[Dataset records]
********************

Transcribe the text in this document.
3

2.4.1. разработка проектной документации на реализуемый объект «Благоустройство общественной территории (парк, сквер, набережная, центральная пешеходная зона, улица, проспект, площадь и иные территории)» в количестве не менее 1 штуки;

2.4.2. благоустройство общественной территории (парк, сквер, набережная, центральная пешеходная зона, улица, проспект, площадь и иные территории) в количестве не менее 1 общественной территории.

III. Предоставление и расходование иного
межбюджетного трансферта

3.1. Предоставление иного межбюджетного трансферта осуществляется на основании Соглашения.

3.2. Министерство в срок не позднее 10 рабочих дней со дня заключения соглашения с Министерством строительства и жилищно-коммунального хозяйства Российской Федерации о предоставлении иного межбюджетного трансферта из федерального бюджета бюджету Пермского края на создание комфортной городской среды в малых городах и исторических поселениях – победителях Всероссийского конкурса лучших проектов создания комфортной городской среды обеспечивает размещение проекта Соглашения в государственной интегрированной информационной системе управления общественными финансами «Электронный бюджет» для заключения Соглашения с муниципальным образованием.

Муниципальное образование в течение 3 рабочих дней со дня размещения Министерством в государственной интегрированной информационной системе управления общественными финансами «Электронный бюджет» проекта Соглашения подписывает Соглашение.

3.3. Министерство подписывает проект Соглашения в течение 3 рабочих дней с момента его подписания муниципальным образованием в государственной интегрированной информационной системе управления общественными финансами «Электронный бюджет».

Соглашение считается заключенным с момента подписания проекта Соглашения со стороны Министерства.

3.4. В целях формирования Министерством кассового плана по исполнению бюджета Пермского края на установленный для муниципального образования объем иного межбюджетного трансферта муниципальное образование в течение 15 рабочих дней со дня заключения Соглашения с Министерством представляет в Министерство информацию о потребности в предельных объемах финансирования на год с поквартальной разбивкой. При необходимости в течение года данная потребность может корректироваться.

********************

*What you have to do:* Compute how many lines include the string "парк", then give that number by itself.

*Full response:* 2